> _What this task involves_
Each entry should be quoted word for word, including every mark of punctuation.

> _Data provided_
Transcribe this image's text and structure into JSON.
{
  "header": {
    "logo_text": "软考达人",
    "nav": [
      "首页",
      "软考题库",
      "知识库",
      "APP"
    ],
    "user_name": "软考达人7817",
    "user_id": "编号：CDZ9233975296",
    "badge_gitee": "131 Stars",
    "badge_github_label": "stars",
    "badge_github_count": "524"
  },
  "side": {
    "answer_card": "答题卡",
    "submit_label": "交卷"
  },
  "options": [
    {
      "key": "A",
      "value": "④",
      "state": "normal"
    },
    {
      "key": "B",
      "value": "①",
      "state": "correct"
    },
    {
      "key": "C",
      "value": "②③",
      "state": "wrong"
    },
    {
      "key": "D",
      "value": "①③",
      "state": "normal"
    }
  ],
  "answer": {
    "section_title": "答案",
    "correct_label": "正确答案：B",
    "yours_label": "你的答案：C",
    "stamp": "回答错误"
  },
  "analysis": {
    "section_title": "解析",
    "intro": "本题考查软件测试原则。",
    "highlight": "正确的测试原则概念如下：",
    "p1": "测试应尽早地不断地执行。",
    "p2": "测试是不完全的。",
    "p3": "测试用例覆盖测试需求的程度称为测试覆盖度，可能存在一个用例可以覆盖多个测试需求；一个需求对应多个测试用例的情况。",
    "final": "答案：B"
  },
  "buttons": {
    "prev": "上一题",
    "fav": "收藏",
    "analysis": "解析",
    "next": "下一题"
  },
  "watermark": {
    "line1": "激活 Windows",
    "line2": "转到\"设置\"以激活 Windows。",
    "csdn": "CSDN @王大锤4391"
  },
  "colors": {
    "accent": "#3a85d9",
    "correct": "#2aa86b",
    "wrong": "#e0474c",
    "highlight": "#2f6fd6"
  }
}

> _Correct output_
Transcribe this image's text and structure into JSON.
{
  "header": {
    "logo_text": "软考达人",
    "nav": [
      "首页",
      "软考题库",
      "知识库",
      "APP"
    ],
    "user_name": "软考达人7817",
    "user_id": "编号：CDZ9233975296",
    "badge_gitee": "131 Stars",
    "badge_github_label": "stars",
    "badge_github_count": "524"
  },
  "side": {
    "answer_card": "答题卡",
    "submit_label": "交卷"
  },
  "options": [
    {
      "key": "A",
      "value": "④",
      "state": "normal"
    },
    {
      "key": "B",
      "value": "①",
      "state": "correct"
    },
    {
      "key": "C",
      "value": "②③",
      "state": "wrong"
    },
    {
      "key": "D",
      "value": "①③",
      "state": "normal"
    }
  ],
  "answer": {
    "section_title": "答案",
    "correct_label": "正确答案：B",
    "yours_label": "你的答案：C",
    "stamp": "回答错误"
  },
  "analysis": {
    "section_title": "解析",
    "intro": "本题考查软件测试原则。",
    "highlight": "正确的测试原则概念如下：",
    "p1": "测试应尽早地不断地执行。",
    "p2": "测试是不完全的。",
    "p3": "测试用例覆盖测试需求的程度称为测试覆盖度，可能存在一个用例可以覆盖多个测试需求；一个需求对应多个测试用例的情况。",
    "final": "答案：B"
  },
  "buttons": {
    "prev": "上一题",
    "fav": "收藏",
    "analysis": "解析",
    "next": "下一题"
  },
  "watermark": {
    "line1": "激活 Windows",
    "line2": "转到\"设置\"以激活 Windows。",
    "csdn": "CSDN @王大锤4391"
  },
  "colors": {
    "accent": "#3a85d9",
    "correct": "#2aa86b",
    "wrong": "#e0474c",
    "highlight": "#2f6fd6"
  }
}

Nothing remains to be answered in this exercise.